───── Dataset content ─────
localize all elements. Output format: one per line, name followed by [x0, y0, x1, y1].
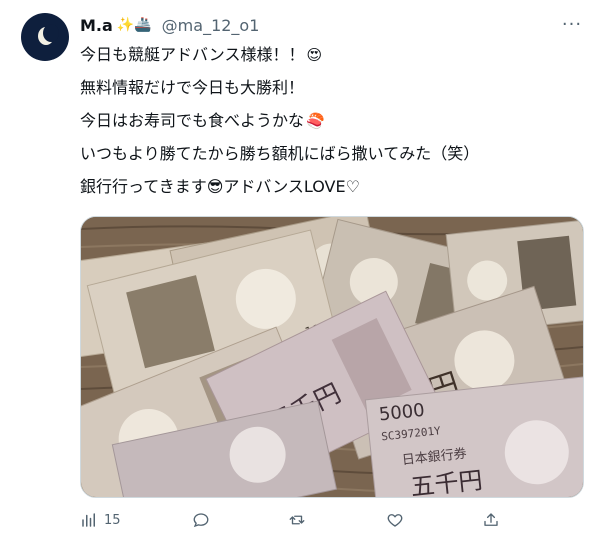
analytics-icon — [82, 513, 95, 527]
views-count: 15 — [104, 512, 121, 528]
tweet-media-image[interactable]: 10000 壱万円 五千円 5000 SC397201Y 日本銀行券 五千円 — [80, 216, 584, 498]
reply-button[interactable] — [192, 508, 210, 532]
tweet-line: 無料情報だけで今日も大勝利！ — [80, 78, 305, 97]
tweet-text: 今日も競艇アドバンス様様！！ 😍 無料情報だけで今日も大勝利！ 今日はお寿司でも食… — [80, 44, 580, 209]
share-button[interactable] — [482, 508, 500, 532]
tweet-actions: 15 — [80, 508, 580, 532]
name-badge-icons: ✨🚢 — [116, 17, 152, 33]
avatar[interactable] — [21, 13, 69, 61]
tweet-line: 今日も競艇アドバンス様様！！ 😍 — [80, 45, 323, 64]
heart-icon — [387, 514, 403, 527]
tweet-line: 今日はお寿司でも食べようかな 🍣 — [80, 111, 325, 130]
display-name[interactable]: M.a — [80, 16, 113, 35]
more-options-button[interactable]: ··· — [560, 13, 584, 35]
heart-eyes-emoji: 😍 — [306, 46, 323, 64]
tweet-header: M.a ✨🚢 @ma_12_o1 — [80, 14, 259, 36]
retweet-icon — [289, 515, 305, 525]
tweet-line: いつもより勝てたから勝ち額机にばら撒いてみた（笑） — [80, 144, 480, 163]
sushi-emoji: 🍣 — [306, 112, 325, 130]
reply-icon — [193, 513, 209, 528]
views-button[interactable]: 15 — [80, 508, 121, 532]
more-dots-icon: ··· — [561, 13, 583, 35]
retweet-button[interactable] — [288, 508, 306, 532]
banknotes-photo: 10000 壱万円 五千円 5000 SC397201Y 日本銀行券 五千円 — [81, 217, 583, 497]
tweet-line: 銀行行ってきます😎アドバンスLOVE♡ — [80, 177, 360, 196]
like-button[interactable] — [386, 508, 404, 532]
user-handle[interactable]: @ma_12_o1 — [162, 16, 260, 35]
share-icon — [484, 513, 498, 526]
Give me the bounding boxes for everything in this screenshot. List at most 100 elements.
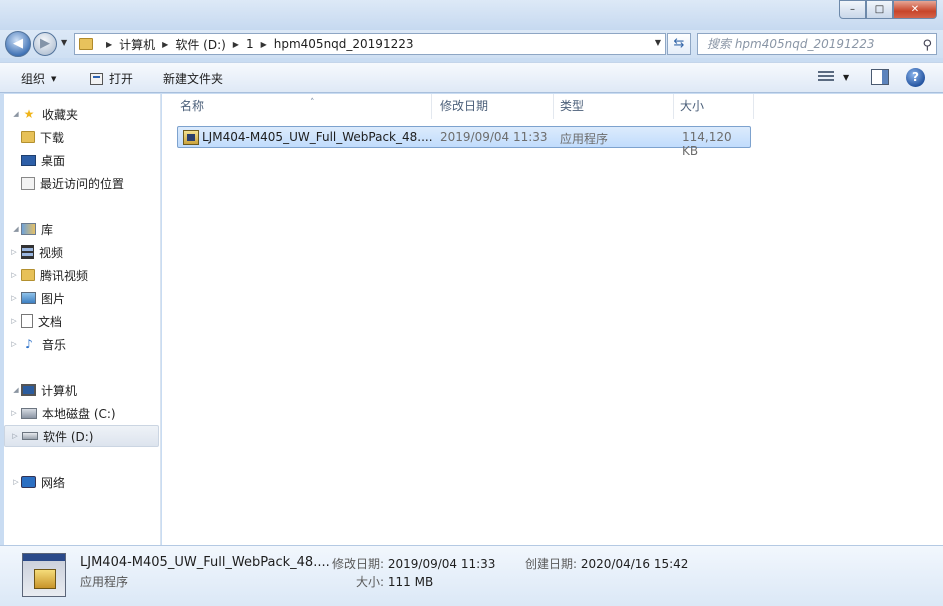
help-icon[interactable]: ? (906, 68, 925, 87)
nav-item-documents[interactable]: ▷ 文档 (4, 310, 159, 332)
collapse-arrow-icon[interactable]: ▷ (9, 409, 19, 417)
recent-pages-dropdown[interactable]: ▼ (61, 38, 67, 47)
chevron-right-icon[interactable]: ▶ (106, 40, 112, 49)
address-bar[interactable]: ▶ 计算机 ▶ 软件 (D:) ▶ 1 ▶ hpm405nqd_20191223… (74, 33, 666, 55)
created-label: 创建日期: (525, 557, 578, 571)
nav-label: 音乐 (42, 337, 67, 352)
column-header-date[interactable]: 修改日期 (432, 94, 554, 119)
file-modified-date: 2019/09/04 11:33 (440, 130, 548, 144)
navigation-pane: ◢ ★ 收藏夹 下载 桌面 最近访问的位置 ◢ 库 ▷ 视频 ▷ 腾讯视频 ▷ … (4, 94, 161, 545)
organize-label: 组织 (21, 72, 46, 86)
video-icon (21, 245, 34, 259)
─────
### Written task
Reproduce all of the rows above word for word, leaving out the pictures.

### Task result
localize all elements. Output format: one per line, name followed by [x0, y0, x1, y1].
analytics-icon — [82, 513, 95, 527]
views-count: 15 — [104, 512, 121, 528]
tweet-media-image[interactable]: 10000 壱万円 五千円 5000 SC397201Y 日本銀行券 五千円 — [80, 216, 584, 498]
reply-button[interactable] — [192, 508, 210, 532]
tweet-line: 無料情報だけで今日も大勝利！ — [80, 78, 305, 97]
tweet-text: 今日も競艇アドバンス様様！！ 😍 無料情報だけで今日も大勝利！ 今日はお寿司でも食… — [80, 44, 580, 209]
share-button[interactable] — [482, 508, 500, 532]
tweet-actions: 15 — [80, 508, 580, 532]
name-badge-icons: ✨🚢 — [116, 17, 152, 33]
avatar[interactable] — [21, 13, 69, 61]
tweet-line: 今日も競艇アドバンス様様！！ 😍 — [80, 45, 323, 64]
heart-icon — [387, 514, 403, 527]
tweet-line: 今日はお寿司でも食べようかな 🍣 — [80, 111, 325, 130]
display-name[interactable]: M.a — [80, 16, 113, 35]
more-options-button[interactable]: ··· — [560, 13, 584, 35]
heart-eyes-emoji: 😍 — [306, 46, 323, 64]
tweet-header: M.a ✨🚢 @ma_12_o1 — [80, 14, 259, 36]
retweet-icon — [289, 515, 305, 525]
tweet-line: いつもより勝てたから勝ち額机にばら撒いてみた（笑） — [80, 144, 480, 163]
sushi-emoji: 🍣 — [306, 112, 325, 130]
reply-icon — [193, 513, 209, 528]
views-button[interactable]: 15 — [80, 508, 121, 532]
more-dots-icon: ··· — [561, 13, 583, 35]
retweet-button[interactable] — [288, 508, 306, 532]
banknotes-photo: 10000 壱万円 五千円 5000 SC397201Y 日本銀行券 五千円 — [81, 217, 583, 497]
tweet-line: 銀行行ってきます😎アドバンスLOVE♡ — [80, 177, 360, 196]
like-button[interactable] — [386, 508, 404, 532]
user-handle[interactable]: @ma_12_o1 — [162, 16, 260, 35]
share-icon — [484, 513, 498, 526]
Give me the bounding boxes for everything in this screenshot. List at most 100 elements.
help-icon[interactable]: ? (906, 68, 925, 87)
nav-item-documents[interactable]: ▷ 文档 (4, 310, 159, 332)
collapse-arrow-icon[interactable]: ▷ (9, 409, 19, 417)
recent-pages-dropdown[interactable]: ▼ (61, 38, 67, 47)
chevron-right-icon[interactable]: ▶ (106, 40, 112, 49)
address-bar[interactable]: ▶ 计算机 ▶ 软件 (D:) ▶ 1 ▶ hpm405nqd_20191223… (74, 33, 666, 55)
created-label: 创建日期: (525, 557, 578, 571)
nav-label: 音乐 (42, 337, 67, 352)
column-header-date[interactable]: 修改日期 (432, 94, 554, 119)
file-modified-date: 2019/09/04 11:33 (440, 130, 548, 144)
navigation-pane: ◢ ★ 收藏夹 下载 桌面 最近访问的位置 ◢ 库 ▷ 视频 ▷ 腾讯视频 ▷ … (4, 94, 161, 545)
organize-label: 组织 (21, 72, 46, 86)
video-icon (21, 245, 34, 259)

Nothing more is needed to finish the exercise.